#### YOUR TASK
Pull out all lines from the listing below in which the word "Output" appears.

#### TASK INPUT
..............................
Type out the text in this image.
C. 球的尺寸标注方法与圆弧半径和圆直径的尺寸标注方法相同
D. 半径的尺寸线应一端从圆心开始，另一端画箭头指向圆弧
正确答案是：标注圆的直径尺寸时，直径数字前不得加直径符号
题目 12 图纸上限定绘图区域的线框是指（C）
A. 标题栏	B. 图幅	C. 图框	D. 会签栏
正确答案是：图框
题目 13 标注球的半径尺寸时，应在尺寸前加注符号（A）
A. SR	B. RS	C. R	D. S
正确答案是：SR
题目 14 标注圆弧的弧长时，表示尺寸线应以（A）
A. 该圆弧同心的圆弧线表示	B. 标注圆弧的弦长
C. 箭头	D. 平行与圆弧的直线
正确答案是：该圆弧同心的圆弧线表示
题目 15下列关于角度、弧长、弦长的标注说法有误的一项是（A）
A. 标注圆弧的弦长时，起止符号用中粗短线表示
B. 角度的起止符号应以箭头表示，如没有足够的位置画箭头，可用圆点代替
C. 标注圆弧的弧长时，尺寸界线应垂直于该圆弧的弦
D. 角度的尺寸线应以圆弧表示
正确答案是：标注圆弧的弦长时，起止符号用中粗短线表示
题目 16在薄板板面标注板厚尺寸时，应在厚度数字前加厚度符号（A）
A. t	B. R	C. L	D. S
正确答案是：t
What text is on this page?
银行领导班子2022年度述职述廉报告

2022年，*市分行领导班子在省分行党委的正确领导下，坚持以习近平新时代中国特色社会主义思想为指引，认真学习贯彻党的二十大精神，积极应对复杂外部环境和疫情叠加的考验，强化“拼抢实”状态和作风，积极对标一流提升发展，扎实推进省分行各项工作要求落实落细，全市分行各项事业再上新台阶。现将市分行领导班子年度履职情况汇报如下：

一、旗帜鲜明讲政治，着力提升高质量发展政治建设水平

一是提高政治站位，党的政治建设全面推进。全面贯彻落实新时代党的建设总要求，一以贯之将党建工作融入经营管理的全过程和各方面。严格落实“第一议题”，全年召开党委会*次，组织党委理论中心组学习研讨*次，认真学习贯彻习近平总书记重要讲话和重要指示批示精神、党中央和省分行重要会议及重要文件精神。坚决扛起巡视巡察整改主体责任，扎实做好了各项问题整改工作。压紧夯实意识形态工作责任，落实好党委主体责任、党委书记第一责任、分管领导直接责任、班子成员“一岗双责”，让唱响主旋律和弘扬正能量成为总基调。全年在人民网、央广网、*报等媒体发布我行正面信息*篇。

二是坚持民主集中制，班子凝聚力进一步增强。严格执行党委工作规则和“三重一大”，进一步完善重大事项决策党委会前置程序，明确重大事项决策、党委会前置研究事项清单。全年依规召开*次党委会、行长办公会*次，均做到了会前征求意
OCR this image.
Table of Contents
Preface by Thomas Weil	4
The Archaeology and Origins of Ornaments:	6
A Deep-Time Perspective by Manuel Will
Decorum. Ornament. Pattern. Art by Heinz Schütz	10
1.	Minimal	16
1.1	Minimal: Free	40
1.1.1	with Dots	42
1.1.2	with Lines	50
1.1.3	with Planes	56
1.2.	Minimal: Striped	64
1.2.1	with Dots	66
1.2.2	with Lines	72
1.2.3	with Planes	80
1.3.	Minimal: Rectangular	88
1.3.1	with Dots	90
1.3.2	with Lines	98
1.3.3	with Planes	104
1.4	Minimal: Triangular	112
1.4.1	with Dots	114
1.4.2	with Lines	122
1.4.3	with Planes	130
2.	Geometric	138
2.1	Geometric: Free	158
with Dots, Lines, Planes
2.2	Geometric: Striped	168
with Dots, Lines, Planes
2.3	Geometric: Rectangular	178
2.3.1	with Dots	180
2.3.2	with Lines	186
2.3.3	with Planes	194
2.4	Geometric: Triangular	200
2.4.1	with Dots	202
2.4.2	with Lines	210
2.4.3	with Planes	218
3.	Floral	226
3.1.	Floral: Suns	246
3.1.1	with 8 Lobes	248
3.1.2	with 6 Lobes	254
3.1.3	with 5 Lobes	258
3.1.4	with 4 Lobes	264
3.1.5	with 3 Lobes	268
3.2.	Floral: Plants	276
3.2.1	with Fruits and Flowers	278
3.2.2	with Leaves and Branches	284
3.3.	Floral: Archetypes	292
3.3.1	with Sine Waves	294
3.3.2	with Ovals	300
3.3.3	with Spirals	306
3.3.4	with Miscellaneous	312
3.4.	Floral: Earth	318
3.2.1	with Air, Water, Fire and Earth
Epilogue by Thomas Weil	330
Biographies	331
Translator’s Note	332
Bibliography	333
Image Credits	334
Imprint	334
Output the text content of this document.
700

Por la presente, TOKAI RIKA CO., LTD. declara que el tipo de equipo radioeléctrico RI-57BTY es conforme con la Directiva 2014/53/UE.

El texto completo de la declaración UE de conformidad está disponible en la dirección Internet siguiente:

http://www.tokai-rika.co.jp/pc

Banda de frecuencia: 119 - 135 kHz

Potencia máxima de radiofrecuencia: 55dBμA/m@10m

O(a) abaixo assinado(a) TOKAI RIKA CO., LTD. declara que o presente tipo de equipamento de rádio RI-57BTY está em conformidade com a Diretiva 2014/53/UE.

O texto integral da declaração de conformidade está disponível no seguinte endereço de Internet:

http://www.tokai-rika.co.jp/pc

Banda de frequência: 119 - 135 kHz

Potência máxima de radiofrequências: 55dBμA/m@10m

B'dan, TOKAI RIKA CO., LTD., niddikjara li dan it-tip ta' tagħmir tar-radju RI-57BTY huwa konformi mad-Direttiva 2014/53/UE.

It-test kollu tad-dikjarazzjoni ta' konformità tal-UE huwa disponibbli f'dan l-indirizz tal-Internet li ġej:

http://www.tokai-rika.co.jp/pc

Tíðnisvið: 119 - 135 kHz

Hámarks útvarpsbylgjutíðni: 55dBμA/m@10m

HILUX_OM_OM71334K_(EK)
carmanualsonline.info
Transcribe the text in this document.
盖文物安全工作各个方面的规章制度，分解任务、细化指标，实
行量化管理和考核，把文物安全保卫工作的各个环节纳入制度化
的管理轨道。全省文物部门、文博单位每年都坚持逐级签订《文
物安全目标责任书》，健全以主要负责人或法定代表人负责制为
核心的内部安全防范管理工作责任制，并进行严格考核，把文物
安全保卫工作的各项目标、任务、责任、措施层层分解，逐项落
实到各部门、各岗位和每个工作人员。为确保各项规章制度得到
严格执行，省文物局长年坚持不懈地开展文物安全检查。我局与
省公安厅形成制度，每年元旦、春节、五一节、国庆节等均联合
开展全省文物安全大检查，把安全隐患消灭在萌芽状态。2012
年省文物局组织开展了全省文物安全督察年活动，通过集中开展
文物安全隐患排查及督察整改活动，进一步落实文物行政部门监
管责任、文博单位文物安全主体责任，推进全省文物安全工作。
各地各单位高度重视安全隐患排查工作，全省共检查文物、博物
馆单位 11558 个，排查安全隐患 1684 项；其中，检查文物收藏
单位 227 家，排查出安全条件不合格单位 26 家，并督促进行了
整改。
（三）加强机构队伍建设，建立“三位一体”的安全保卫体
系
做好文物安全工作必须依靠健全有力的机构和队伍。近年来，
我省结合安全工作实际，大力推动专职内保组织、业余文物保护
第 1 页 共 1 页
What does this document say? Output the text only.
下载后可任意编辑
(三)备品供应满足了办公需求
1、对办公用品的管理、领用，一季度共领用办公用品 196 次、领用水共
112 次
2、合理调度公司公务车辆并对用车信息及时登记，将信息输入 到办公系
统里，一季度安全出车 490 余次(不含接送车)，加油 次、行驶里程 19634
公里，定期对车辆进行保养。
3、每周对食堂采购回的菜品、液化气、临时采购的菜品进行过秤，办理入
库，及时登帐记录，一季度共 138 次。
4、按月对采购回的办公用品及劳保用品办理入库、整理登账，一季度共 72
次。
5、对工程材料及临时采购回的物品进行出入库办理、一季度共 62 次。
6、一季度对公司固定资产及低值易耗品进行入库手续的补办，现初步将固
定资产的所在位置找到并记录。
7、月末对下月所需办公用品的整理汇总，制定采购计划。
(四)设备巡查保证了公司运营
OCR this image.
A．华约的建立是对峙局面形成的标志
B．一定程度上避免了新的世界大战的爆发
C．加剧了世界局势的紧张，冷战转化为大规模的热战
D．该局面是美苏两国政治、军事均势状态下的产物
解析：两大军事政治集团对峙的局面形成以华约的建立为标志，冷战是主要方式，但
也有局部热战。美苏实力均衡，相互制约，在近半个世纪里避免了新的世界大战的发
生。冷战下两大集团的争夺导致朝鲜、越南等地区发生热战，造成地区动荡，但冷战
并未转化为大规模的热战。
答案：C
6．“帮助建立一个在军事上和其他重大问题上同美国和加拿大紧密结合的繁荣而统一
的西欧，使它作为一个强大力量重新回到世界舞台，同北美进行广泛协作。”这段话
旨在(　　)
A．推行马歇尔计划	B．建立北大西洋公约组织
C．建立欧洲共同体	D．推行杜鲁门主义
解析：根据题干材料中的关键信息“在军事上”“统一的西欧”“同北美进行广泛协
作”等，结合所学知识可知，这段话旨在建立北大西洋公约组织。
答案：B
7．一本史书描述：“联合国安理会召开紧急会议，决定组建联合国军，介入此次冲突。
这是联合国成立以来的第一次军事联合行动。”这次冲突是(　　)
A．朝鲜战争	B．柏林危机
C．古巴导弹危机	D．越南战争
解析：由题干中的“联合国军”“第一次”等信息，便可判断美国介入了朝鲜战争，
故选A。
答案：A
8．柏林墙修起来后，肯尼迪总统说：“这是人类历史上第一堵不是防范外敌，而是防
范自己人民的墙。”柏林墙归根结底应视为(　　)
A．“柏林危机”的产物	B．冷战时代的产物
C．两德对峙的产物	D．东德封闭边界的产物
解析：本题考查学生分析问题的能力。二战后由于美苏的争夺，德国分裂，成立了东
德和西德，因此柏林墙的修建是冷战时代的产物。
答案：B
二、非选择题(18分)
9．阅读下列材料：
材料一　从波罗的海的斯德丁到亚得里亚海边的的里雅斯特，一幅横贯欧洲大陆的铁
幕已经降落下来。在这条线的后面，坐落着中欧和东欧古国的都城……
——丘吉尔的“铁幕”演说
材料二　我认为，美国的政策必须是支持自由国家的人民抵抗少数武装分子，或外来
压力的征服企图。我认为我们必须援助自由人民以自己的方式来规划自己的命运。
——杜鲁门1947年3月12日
..............................
#### TASK RESPONSE
Output the text content of this document.
What does this document say? Output the text only.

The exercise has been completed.